• Work request 1
From the passage on bullying, list every word it uses to describe what the aggressor's behavior can be seen as.
• Work request 2
In the passage on bullying, what system does bullying trigger?

It about you because a bully can’t bully you if it doesn’t feel like bullying to you. Say what? Let me say it this way. Bullying triggers our innate threat detection system. But if we don’t perceive the bullying as personally threatening, then we can see the aggressor’s behaviour for what it is – awful, mean, insensitive, aggressive, hurtful, manipulative or whatever – but not a threat to our sense of self and to our self-worth. Oh, make no mistake – that is exactly what the bully is targeting. They are absolutely trying to make it all about you. But when we truly know and believe that we are enough, then we can say “enough”.  And learning how to do that: that’s the reason I coach!
 
It’s about them because there are three reasons why people bully and harass (see “Why the ‘Zero Tolerance’ approach doesn’t really work” written by Hadyn Olsen, a bullying expert and researcher. It’s a short, informative and helpful read – I highly recommend it). All three reasons come back to the bully’s own experiences and the story they are telling themselves about how they can get ahead in the world. Writes Olsen, those three reasons are:
  1. A sense of entitlement: People bully and harass because they feel a sense of entitlement to do so. They consider their behaviour reasonable and they consider they have a right to use these behaviours. They often do not see their behaviour as bullying.

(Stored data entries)

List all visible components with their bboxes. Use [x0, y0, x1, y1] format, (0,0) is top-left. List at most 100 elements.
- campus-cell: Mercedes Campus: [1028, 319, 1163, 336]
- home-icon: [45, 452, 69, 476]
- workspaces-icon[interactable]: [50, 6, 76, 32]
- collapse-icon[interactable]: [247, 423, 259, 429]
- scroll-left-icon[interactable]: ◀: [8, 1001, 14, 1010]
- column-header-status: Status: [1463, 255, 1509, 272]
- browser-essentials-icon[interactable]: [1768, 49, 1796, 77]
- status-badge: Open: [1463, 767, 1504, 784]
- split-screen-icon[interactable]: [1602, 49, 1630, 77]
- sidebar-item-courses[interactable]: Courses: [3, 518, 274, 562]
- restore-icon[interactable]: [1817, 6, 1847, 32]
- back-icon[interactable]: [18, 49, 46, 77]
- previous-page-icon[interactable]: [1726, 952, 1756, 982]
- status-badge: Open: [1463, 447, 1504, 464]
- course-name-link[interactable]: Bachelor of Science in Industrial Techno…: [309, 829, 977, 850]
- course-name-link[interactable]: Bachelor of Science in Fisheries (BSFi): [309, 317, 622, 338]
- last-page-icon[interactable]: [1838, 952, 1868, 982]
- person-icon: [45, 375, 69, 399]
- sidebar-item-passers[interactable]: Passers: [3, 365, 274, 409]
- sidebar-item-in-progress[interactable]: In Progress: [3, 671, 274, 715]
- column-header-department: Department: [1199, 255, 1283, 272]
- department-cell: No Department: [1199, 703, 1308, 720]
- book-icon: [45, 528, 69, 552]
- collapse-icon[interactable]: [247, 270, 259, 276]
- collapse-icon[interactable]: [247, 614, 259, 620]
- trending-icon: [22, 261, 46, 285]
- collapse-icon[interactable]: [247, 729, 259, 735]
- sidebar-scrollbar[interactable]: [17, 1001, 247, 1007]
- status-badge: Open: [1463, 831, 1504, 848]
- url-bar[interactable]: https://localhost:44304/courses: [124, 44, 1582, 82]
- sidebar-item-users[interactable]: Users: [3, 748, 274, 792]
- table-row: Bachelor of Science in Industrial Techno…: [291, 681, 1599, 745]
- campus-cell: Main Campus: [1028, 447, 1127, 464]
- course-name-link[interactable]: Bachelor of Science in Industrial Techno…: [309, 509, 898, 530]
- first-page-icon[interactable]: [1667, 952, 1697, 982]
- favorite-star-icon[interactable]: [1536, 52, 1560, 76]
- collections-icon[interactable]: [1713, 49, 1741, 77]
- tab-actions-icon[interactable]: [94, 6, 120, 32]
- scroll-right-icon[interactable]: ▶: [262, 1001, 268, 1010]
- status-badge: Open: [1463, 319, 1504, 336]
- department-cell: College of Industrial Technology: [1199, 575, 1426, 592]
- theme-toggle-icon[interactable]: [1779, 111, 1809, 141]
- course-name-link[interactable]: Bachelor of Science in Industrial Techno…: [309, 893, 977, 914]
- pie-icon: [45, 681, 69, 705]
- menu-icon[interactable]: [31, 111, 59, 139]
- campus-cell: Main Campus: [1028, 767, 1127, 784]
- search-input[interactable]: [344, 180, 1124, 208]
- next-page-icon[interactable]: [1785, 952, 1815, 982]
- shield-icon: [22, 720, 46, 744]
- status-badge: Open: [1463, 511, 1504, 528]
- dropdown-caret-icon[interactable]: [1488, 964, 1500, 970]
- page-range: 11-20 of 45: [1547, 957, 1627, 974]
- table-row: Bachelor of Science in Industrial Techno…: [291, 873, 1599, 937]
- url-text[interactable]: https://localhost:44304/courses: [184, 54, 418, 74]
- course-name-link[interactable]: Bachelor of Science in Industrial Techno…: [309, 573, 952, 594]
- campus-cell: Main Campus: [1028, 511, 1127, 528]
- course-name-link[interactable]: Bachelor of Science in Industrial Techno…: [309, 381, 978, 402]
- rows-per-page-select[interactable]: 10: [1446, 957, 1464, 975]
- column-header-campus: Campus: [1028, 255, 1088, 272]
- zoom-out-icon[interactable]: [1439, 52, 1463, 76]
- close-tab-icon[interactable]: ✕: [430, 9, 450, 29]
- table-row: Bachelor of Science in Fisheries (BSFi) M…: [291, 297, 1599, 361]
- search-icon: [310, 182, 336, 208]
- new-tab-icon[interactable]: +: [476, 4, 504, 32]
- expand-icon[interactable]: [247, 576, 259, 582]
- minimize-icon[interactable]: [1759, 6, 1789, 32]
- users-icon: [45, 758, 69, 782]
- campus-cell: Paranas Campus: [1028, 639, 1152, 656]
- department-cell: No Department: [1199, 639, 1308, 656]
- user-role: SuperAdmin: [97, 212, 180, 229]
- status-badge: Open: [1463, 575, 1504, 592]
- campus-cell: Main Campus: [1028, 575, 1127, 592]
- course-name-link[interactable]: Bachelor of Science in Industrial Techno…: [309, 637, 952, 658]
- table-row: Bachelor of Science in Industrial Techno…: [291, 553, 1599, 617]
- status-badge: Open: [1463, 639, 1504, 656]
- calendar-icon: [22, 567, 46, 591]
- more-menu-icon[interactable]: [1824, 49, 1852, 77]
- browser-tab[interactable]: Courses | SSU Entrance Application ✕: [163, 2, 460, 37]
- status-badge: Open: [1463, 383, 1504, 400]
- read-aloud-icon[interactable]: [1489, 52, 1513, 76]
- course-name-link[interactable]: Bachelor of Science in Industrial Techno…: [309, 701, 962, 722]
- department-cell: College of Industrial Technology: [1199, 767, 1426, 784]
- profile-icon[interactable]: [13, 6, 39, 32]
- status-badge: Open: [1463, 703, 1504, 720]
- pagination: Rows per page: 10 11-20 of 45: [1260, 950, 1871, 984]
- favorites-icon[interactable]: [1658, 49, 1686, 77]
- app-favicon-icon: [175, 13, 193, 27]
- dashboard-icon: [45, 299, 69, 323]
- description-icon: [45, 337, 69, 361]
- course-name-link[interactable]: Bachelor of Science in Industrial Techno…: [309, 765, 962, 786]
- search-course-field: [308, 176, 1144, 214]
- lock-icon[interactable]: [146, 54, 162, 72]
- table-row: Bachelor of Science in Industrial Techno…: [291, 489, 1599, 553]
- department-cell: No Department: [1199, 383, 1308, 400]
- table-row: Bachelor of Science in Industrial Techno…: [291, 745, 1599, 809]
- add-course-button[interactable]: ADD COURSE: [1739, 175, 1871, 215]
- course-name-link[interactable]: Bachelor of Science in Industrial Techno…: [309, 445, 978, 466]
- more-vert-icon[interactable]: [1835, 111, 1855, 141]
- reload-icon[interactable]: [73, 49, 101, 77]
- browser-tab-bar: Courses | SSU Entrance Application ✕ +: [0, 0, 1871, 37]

• Exercise solution 1
awful, mean, insensitive, aggressive, hurtful, manipulative

• Exercise solution 2
Our innate threat detection system.